## TASK DESCRIPTION
Return the passage of the text on detecting a circular singly linked list from "I came to know" up to and including "the list quickly.", copied without changes.

## TEXT PROVIDED
Finding Whether a SLL is circular or not.

SLL – Singly Linked List.

We all know the obvious one:

List *ptr1;

if (!curPtr) return 1; //An empty list is circular or non-circular?

ptr1 = curPtr->next;

while (ptr2 != NULL) {

if(ptr1 == ptr2) return 0;

ptr2 = ptr2->next;

}

return 1;

In this case, if the list has n elements and the list is circular, then there will be n pointer dereferences.

I have another one in mind: instead of traversing ptr1 in single steps, traverse it in double steps – so we will loop over fast:

ptr1=curPtr->next;

while(ptr1 != NULL) {

if(ptr1 == curPtr || ptr1->next == curPtr) return 0;

if(ptr1->next) ptr1 = ptr1->next->next;

else ptr1 = NULL;

}

return 1

Although I wonder if this is any better than the above one. At best, this is some loop unrolling I think. 🙂

I came to know about another mechanism. Instead of having a single pointer, you keep two pointers. You make the second pointer traverse fast – that is instead of walking past single node, you walk past two nodes at a time – the basic idea being if it is a circular list, you will quickly loop over and come back to the slow moving pointer. Even if it is not a circular pointer, you will fall off the list quickly.

## DATA EXCERPTS
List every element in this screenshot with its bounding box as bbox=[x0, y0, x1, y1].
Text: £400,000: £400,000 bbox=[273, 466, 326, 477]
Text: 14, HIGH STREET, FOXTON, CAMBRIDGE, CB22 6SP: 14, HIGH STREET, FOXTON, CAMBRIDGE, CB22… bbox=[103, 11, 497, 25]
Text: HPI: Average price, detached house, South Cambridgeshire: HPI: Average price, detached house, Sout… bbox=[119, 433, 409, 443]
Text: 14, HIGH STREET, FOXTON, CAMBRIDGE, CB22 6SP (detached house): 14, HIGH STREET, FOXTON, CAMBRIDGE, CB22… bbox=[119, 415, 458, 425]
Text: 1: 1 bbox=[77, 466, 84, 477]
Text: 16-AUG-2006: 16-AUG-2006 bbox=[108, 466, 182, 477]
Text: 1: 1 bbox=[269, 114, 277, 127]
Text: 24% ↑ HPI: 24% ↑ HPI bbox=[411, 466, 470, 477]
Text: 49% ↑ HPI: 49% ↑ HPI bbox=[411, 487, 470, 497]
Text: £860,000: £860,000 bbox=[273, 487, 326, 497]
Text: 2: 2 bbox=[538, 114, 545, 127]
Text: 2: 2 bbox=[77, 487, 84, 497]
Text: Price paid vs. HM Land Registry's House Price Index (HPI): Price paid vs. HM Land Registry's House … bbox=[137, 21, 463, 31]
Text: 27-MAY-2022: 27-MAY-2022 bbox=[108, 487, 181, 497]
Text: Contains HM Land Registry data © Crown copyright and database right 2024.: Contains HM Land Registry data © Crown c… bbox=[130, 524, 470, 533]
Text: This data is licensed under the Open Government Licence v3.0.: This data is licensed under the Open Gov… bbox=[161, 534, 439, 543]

## OUTPUT OF THE TASK
I came to know about another mechanism. Instead of having a single pointer, you keep two pointers. You make the second pointer traverse fast – that is instead of walking past single node, you walk past two nodes at a time – the basic idea being if it is a circular list, you will quickly loop over and come back to the slow moving pointer. Even if it is not a circular pointer, you will fall off the list quickly.